START

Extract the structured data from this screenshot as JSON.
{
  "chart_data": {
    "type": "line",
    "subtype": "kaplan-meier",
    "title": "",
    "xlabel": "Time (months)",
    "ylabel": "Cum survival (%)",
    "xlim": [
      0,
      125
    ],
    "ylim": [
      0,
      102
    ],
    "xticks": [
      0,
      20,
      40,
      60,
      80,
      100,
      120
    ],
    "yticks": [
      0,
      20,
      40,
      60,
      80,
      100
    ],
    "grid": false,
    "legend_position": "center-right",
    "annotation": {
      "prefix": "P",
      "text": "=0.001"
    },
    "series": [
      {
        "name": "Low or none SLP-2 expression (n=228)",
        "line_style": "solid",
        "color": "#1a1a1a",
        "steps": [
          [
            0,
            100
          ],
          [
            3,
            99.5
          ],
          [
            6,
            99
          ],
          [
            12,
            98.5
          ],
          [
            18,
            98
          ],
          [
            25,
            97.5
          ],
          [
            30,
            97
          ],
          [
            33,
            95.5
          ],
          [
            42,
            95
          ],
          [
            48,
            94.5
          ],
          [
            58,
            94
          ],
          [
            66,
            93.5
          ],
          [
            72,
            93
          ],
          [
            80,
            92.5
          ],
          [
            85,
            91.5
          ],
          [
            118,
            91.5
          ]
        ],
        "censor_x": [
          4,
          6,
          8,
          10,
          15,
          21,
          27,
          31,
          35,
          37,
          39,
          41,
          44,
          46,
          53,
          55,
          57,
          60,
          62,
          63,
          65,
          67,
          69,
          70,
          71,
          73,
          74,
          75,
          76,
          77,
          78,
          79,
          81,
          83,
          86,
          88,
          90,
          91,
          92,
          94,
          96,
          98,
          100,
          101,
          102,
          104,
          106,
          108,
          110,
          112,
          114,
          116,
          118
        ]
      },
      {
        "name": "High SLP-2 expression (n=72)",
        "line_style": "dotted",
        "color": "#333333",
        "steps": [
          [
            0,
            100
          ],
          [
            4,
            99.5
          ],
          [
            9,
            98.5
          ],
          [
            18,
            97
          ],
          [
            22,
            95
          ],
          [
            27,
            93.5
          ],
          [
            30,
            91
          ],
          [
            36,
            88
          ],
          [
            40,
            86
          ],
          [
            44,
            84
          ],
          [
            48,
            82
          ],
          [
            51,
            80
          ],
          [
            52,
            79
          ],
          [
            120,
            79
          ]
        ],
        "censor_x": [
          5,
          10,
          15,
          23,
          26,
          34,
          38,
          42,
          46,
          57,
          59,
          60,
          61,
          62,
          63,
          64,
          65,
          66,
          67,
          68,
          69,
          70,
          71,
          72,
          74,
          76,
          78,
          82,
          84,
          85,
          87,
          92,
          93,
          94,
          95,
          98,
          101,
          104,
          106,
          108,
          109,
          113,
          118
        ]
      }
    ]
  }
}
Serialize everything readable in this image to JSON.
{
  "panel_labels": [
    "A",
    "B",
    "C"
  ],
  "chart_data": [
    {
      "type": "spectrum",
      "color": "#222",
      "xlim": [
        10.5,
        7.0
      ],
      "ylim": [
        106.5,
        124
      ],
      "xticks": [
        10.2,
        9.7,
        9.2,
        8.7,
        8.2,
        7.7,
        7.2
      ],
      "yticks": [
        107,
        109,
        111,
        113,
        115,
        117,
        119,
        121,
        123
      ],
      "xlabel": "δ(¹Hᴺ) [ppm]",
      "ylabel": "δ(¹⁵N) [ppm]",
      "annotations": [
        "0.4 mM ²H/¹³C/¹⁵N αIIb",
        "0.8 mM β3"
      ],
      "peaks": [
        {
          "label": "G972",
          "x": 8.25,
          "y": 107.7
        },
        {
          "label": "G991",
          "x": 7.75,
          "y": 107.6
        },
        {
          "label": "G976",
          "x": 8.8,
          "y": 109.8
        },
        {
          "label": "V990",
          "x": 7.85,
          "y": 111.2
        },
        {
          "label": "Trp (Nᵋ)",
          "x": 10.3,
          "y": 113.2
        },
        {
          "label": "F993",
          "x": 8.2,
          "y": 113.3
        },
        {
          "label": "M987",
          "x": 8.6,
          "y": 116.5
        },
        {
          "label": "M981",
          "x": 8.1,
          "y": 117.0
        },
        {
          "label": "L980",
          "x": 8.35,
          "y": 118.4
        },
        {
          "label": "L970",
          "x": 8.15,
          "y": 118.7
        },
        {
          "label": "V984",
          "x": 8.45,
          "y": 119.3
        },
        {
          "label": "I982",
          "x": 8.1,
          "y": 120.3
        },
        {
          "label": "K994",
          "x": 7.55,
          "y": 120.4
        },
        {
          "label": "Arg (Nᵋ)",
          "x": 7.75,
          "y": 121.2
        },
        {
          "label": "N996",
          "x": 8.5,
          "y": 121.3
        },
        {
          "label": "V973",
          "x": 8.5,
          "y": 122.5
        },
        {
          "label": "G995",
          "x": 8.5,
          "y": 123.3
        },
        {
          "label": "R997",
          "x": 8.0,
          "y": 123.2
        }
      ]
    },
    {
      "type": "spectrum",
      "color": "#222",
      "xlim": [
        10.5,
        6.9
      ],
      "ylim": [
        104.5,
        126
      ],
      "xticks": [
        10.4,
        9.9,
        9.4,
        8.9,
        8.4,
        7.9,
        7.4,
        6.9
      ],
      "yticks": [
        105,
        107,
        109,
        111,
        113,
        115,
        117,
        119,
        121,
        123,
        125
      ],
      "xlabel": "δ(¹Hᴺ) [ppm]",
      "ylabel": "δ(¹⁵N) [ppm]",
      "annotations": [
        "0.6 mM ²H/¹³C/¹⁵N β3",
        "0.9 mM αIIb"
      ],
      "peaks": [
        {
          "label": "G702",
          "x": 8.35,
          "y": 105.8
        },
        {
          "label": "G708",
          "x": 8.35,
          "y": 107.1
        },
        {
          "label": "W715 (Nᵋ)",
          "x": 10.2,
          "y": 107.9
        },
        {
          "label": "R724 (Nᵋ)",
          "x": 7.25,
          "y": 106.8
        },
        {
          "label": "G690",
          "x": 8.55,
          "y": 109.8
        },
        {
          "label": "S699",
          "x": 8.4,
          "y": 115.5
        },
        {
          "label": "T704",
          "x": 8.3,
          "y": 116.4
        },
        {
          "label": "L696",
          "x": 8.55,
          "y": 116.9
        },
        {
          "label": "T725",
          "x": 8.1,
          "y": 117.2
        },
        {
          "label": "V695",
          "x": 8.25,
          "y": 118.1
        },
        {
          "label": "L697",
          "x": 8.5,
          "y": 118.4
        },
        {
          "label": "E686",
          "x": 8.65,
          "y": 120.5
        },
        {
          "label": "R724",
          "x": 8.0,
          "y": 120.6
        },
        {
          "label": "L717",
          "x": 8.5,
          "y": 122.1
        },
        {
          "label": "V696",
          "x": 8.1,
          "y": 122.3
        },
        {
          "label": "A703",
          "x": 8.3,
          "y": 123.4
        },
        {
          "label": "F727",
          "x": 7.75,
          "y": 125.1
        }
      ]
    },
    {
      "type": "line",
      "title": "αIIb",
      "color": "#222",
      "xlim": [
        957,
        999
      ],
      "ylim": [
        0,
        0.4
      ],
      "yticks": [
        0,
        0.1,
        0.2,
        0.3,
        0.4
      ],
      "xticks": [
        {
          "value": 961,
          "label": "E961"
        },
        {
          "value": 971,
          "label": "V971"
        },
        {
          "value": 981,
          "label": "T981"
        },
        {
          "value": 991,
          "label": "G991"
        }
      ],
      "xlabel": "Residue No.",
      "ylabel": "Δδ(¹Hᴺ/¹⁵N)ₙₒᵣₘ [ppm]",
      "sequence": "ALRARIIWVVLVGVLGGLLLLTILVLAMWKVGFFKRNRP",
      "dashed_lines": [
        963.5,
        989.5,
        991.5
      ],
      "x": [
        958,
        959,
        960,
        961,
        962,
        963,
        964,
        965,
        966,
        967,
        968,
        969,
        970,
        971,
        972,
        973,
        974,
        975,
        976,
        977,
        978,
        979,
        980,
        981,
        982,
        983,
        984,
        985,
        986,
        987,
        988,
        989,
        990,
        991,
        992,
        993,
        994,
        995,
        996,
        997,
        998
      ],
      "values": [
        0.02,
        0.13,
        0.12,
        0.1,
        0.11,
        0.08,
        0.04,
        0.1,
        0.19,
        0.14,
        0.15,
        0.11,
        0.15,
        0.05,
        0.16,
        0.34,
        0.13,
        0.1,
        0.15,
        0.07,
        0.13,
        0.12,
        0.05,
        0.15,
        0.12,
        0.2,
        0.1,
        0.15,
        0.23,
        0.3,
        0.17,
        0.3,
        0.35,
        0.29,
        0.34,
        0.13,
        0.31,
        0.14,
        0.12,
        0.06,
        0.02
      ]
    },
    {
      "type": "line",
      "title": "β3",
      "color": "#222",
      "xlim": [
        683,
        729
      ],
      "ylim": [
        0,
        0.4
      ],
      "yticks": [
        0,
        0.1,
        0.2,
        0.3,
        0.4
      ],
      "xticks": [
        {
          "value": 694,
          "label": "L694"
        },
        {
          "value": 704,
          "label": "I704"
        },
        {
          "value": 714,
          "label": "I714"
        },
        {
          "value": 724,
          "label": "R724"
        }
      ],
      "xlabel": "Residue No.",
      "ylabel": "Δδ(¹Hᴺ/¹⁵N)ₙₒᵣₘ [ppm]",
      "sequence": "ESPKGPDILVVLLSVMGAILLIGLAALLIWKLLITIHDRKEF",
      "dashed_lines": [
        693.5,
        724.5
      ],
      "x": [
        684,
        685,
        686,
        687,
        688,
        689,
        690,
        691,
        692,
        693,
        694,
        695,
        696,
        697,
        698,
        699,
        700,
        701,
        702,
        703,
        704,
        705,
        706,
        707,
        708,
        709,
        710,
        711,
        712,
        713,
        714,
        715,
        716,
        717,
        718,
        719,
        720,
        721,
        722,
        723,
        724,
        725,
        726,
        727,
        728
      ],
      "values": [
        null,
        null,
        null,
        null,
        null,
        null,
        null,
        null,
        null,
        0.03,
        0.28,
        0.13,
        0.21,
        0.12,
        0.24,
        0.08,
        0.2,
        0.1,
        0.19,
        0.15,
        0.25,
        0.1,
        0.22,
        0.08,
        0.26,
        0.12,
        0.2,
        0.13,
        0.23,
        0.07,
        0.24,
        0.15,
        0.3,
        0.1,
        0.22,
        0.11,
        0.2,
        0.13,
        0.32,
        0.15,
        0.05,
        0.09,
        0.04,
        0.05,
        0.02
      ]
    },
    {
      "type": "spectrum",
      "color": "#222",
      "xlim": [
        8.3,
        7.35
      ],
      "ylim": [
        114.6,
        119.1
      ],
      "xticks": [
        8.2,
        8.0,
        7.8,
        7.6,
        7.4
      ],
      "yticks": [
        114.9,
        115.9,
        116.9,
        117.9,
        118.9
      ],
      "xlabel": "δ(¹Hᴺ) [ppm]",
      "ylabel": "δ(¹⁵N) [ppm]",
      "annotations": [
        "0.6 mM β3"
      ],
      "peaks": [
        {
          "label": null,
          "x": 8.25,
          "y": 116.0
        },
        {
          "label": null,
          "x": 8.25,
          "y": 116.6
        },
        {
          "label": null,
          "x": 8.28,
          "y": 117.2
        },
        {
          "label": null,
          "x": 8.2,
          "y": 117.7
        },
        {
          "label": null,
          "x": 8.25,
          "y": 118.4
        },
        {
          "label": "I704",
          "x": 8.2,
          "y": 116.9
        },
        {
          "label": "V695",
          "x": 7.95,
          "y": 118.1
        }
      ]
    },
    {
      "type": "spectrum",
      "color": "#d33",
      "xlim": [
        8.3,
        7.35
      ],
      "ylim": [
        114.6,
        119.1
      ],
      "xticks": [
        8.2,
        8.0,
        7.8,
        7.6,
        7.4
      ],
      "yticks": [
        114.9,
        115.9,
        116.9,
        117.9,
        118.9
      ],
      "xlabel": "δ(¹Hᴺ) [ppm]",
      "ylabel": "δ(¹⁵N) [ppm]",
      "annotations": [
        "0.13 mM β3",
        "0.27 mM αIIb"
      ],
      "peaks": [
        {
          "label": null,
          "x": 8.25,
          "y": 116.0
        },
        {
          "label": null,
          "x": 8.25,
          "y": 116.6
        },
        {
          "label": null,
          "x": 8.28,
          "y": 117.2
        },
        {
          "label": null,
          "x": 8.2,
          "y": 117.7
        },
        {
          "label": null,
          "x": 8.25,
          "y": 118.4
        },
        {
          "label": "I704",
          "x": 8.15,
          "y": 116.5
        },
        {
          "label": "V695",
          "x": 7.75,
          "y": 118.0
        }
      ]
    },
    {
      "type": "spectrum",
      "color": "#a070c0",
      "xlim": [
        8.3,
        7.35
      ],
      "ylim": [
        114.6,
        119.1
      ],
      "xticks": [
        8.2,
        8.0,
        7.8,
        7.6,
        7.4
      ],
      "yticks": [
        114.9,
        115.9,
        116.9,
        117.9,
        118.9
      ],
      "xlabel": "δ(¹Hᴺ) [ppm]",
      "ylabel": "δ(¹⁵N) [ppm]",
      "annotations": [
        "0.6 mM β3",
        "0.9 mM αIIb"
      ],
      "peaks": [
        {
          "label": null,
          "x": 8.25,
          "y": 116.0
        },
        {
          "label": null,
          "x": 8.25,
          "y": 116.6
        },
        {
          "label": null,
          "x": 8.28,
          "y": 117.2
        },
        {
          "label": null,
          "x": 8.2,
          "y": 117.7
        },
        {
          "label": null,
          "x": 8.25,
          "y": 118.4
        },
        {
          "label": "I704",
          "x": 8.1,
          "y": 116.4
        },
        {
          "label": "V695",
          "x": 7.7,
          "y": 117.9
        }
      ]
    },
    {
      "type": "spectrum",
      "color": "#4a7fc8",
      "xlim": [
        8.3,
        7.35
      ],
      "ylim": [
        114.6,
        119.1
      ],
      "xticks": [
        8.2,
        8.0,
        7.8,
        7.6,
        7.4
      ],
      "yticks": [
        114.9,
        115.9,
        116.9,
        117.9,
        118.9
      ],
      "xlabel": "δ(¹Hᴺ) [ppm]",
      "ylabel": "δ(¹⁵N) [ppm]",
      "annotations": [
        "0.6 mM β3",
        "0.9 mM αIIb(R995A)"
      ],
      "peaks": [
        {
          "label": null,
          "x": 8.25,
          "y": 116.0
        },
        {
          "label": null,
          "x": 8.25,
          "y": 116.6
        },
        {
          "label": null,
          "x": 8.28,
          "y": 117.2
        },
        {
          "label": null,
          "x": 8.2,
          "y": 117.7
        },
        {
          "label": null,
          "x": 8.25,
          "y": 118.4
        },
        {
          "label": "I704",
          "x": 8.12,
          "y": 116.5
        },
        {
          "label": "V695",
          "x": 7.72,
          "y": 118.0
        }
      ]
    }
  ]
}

END

Task requirements
Return all the lines that contain the string "sequence".

Final result
      "sequence": "ALRARIIWVVLVGVLGGLLLLTILVLAMWKVGFFKRNRP",
      "sequence": "ESPKGPDILVVLLSVMGAILLIGLAALLIWKLLITIHDRKEF",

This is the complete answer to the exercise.